:: Task directions ::
Copy out each line of the data that holds the word "Average".

:: Records supplied ::
-----
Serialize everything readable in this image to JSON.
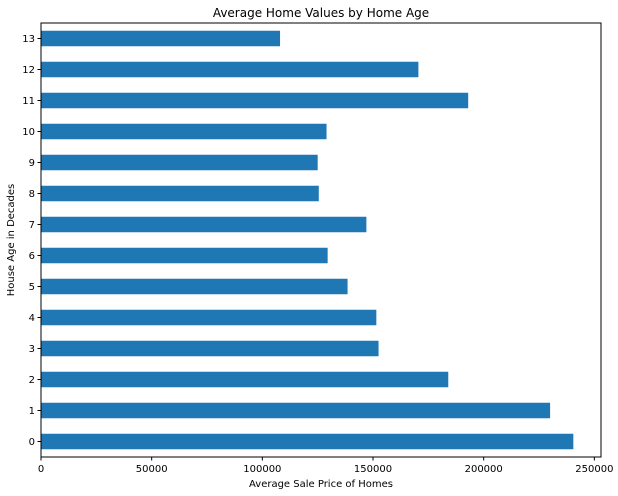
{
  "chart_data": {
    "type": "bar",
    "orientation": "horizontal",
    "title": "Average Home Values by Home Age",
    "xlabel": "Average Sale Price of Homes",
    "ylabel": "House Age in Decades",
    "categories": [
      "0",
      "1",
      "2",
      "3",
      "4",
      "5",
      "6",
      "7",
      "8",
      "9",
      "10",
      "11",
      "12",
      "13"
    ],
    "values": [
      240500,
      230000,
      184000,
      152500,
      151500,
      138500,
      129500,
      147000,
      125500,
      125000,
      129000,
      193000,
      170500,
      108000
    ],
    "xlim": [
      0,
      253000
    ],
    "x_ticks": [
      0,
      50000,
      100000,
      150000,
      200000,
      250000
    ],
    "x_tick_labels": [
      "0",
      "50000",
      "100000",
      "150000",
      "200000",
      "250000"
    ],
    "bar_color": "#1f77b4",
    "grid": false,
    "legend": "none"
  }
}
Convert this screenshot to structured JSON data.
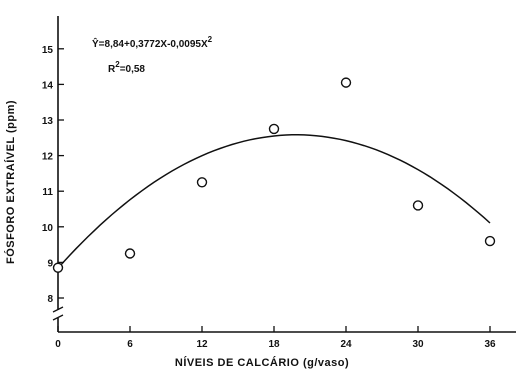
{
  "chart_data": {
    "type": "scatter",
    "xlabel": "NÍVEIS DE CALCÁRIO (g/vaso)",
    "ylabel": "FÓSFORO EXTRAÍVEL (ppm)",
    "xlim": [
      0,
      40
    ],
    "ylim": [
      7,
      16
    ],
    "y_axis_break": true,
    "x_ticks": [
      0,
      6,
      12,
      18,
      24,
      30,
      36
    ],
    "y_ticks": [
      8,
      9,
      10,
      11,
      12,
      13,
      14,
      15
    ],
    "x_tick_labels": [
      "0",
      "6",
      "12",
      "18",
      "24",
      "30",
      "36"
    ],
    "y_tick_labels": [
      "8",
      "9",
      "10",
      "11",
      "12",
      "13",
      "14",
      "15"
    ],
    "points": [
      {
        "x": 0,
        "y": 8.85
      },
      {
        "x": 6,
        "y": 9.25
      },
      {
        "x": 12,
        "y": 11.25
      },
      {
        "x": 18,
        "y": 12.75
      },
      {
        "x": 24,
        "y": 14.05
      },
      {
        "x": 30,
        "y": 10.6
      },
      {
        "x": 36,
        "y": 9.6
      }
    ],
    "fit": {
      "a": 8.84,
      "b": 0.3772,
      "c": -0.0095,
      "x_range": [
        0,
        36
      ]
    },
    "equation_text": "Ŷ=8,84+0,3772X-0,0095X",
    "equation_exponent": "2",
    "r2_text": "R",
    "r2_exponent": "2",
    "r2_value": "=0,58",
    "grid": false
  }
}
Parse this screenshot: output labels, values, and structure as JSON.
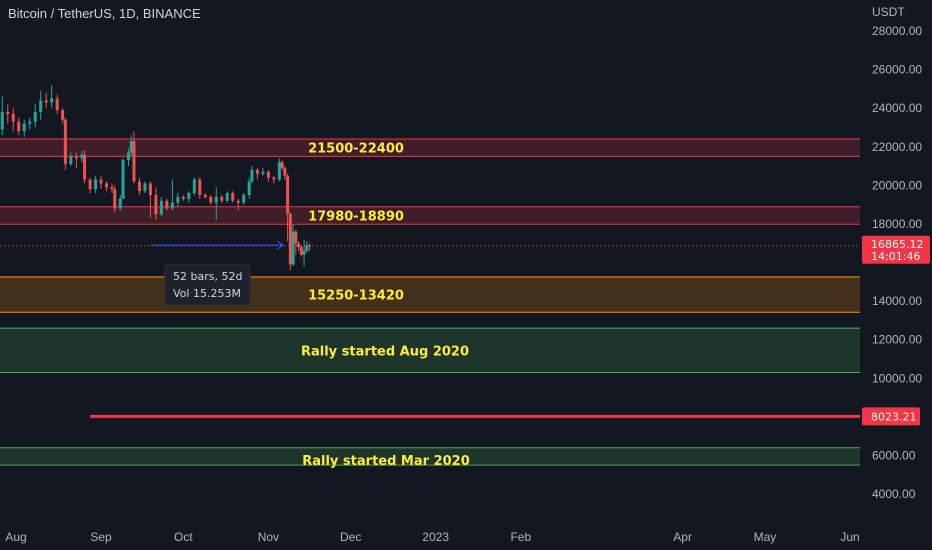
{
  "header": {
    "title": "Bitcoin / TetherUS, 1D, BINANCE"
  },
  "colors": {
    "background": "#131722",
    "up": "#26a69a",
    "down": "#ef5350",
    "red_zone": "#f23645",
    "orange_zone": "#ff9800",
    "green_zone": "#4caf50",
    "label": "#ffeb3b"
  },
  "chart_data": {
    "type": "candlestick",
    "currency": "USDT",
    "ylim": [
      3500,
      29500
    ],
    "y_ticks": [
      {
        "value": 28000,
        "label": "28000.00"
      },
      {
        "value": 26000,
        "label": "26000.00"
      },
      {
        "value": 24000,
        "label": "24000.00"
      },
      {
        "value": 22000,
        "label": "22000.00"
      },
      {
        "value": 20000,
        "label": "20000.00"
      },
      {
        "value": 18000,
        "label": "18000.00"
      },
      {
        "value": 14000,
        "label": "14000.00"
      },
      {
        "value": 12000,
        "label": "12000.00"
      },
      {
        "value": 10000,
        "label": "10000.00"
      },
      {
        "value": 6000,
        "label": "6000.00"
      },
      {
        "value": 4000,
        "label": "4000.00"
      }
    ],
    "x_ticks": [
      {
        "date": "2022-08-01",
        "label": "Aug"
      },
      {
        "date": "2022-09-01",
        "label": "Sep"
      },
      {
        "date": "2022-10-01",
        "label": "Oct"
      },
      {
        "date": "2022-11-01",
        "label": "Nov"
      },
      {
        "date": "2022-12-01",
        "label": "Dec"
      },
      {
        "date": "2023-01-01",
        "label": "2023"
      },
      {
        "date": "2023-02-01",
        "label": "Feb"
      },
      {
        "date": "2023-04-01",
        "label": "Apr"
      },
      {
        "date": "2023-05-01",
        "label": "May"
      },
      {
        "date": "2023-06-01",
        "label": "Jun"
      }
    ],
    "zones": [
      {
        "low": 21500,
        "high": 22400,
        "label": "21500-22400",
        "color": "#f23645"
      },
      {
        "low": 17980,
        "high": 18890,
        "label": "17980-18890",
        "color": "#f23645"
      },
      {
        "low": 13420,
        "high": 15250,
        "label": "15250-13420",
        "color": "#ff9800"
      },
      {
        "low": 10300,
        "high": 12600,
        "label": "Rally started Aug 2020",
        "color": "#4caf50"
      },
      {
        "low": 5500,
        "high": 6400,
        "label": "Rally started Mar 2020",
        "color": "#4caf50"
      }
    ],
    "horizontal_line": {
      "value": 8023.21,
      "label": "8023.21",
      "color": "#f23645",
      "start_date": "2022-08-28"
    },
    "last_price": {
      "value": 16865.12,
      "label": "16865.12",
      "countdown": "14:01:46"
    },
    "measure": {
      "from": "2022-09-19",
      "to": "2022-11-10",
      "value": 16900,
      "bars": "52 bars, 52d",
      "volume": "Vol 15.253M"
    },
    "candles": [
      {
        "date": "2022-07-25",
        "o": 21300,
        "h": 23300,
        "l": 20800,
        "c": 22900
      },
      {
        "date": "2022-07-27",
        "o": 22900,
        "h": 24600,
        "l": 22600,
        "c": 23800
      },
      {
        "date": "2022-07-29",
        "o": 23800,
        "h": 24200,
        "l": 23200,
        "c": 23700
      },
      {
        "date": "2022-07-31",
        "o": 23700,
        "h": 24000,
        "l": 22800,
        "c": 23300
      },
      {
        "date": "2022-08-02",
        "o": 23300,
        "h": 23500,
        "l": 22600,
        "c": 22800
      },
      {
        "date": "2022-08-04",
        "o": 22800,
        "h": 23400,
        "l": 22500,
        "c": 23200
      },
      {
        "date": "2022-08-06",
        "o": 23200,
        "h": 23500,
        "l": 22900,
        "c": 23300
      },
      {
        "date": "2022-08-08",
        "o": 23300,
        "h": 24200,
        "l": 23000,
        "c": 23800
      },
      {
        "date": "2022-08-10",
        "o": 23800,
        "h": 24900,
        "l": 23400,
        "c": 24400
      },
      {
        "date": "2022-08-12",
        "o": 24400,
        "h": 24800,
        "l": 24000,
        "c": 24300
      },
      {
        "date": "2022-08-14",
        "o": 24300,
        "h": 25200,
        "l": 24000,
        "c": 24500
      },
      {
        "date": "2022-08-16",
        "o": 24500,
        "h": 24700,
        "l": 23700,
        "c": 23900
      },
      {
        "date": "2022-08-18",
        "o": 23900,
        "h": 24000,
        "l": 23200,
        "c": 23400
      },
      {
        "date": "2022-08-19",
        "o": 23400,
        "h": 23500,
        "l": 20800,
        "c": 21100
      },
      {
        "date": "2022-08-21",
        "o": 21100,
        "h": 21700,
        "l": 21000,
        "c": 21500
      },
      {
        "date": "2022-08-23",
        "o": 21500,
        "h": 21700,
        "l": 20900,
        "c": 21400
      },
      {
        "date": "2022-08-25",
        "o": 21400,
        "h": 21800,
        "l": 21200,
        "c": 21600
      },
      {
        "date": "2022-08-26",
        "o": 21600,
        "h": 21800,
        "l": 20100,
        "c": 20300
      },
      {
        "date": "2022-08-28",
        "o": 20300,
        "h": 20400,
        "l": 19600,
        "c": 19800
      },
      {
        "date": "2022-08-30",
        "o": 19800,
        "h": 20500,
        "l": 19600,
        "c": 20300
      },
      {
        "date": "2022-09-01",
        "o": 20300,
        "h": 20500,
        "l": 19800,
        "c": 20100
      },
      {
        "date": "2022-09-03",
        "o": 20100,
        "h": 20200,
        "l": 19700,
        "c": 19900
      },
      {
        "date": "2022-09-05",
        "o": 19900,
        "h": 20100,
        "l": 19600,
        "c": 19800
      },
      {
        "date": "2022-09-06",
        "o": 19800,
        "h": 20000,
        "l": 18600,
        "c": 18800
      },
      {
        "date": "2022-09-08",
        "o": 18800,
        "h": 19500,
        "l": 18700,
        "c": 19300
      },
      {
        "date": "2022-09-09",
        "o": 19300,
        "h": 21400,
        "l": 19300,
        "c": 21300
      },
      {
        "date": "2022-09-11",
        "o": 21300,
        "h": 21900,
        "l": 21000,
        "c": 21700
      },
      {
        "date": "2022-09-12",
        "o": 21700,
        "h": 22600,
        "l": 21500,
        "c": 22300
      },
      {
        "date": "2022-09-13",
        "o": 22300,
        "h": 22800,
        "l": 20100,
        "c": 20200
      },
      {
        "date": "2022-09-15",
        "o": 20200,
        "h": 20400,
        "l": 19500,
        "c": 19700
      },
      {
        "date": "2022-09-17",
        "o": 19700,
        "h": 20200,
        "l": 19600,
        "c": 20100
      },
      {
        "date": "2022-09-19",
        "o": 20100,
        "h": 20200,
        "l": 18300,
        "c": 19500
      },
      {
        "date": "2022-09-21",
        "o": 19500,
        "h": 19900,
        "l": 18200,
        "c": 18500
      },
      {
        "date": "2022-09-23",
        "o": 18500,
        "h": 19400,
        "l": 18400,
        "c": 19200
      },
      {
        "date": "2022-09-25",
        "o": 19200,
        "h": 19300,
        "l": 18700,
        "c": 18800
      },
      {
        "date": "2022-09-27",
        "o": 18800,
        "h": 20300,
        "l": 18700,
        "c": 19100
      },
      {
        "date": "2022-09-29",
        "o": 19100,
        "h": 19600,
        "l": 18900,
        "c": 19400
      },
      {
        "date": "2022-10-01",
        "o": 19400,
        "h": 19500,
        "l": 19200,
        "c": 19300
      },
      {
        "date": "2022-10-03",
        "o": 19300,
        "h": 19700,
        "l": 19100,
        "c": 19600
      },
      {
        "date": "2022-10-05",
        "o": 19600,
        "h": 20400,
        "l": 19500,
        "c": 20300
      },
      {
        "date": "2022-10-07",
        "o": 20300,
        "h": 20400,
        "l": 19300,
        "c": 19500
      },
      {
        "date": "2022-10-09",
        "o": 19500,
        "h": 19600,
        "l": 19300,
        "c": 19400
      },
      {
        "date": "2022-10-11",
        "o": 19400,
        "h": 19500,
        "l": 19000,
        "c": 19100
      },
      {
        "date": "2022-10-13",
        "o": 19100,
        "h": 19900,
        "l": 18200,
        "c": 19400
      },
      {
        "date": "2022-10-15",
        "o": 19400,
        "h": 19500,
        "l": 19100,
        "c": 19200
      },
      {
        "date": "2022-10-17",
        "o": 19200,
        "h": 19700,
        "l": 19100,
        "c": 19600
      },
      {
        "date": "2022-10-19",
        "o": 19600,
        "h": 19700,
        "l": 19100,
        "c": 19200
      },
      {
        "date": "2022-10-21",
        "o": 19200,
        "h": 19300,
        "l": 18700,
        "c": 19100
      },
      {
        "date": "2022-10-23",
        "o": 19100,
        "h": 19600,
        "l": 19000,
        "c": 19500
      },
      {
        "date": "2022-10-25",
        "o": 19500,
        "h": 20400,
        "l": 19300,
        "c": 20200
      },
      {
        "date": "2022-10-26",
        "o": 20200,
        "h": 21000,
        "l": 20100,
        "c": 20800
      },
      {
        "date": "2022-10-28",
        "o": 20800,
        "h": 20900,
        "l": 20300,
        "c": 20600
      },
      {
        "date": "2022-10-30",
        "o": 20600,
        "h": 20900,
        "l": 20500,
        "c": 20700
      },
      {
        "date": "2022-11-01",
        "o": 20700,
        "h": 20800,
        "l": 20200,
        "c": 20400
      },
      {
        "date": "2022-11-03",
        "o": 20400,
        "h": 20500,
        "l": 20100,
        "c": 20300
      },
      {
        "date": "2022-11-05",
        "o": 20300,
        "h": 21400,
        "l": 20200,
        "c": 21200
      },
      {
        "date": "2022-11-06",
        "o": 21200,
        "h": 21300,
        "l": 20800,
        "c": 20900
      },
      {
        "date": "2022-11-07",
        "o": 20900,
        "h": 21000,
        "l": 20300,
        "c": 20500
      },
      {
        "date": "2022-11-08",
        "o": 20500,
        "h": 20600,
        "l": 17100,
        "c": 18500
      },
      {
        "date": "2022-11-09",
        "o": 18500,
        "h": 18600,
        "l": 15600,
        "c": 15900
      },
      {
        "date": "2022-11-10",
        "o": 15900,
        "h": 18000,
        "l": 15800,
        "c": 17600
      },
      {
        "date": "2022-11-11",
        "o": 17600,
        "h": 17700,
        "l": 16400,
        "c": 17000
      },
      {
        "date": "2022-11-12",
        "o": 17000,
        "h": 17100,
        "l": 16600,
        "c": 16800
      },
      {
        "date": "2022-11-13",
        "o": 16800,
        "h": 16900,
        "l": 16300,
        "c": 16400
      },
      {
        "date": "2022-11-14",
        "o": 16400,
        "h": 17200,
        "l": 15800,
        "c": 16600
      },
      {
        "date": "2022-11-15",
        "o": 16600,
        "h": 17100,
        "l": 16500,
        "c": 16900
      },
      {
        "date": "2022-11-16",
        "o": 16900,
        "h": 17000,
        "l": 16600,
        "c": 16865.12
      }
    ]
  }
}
-----
:: Task answer ::
    "title": "Average Home Values by Home Age",
    "xlabel": "Average Sale Price of Homes",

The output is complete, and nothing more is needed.